SHORT PROBLEM:
From the records below, extract all the text exactly and leave the images behind.

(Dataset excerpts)
▶

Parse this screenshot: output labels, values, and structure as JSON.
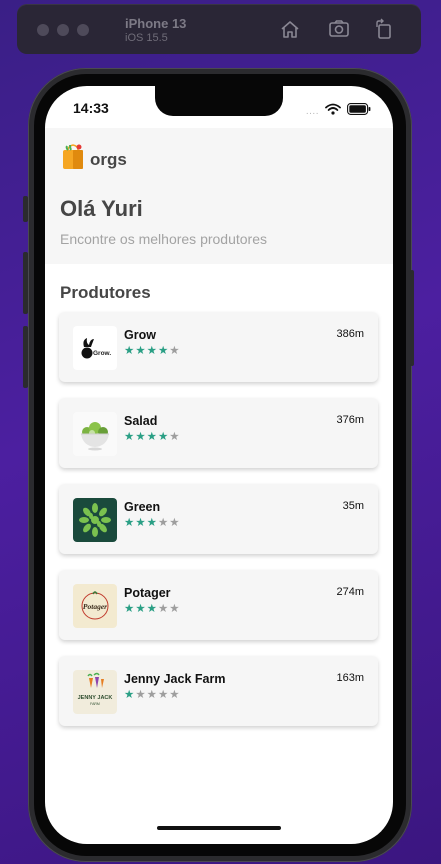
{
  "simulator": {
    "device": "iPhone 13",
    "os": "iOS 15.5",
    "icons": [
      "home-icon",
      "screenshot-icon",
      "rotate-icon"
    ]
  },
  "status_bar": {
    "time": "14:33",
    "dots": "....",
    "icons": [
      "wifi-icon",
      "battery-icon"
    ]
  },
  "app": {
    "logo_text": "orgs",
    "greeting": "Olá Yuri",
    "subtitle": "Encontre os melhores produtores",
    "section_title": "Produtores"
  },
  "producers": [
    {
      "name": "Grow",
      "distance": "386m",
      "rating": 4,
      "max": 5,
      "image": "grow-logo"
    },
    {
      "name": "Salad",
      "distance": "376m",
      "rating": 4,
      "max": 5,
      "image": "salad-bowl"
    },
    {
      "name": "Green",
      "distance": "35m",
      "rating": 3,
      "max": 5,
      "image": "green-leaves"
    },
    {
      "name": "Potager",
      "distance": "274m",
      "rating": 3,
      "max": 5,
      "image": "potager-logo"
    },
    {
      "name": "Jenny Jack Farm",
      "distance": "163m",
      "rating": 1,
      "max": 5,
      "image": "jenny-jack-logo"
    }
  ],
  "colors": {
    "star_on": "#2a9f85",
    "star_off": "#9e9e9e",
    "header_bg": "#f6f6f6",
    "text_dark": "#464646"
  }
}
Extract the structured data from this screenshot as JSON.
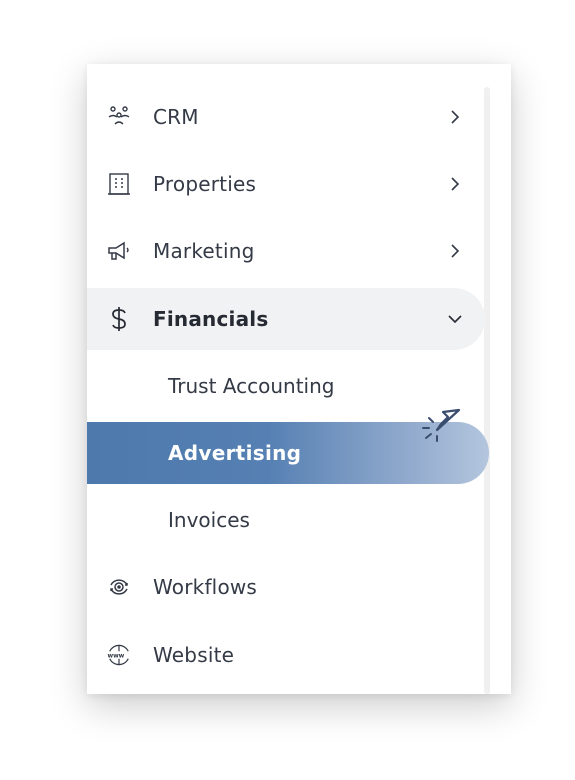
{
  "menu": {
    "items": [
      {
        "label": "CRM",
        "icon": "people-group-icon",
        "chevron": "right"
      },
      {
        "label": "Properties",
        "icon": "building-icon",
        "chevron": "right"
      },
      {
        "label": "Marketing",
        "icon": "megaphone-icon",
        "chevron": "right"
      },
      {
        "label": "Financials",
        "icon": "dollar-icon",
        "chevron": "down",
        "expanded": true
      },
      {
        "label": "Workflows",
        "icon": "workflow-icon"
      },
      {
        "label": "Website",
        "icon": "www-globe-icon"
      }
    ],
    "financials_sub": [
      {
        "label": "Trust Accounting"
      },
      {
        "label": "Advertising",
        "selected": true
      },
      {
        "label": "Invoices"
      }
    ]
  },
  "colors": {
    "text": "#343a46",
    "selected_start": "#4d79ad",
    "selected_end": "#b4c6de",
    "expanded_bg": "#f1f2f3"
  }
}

◀

WRITTEN ANSWER:
Parse this screenshot: output labels, values, and structure as JSON.
{
  "simulator": {
    "device": "iPhone 13",
    "os": "iOS 15.5",
    "icons": [
      "home-icon",
      "screenshot-icon",
      "rotate-icon"
    ]
  },
  "status_bar": {
    "time": "14:33",
    "dots": "....",
    "icons": [
      "wifi-icon",
      "battery-icon"
    ]
  },
  "app": {
    "logo_text": "orgs",
    "greeting": "Olá Yuri",
    "subtitle": "Encontre os melhores produtores",
    "section_title": "Produtores"
  },
  "producers": [
    {
      "name": "Grow",
      "distance": "386m",
      "rating": 4,
      "max": 5,
      "image": "grow-logo"
    },
    {
      "name": "Salad",
      "distance": "376m",
      "rating": 4,
      "max": 5,
      "image": "salad-bowl"
    },
    {
      "name": "Green",
      "distance": "35m",
      "rating": 3,
      "max": 5,
      "image": "green-leaves"
    },
    {
      "name": "Potager",
      "distance": "274m",
      "rating": 3,
      "max": 5,
      "image": "potager-logo"
    },
    {
      "name": "Jenny Jack Farm",
      "distance": "163m",
      "rating": 1,
      "max": 5,
      "image": "jenny-jack-logo"
    }
  ],
  "colors": {
    "star_on": "#2a9f85",
    "star_off": "#9e9e9e",
    "header_bg": "#f6f6f6",
    "text_dark": "#464646"
  }
}
Extract the structured data from this screenshot as JSON.
{
  "menu": {
    "items": [
      {
        "label": "CRM",
        "icon": "people-group-icon",
        "chevron": "right"
      },
      {
        "label": "Properties",
        "icon": "building-icon",
        "chevron": "right"
      },
      {
        "label": "Marketing",
        "icon": "megaphone-icon",
        "chevron": "right"
      },
      {
        "label": "Financials",
        "icon": "dollar-icon",
        "chevron": "down",
        "expanded": true
      },
      {
        "label": "Workflows",
        "icon": "workflow-icon"
      },
      {
        "label": "Website",
        "icon": "www-globe-icon"
      }
    ],
    "financials_sub": [
      {
        "label": "Trust Accounting"
      },
      {
        "label": "Advertising",
        "selected": true
      },
      {
        "label": "Invoices"
      }
    ]
  },
  "colors": {
    "text": "#343a46",
    "selected_start": "#4d79ad",
    "selected_end": "#b4c6de",
    "expanded_bg": "#f1f2f3"
  }
}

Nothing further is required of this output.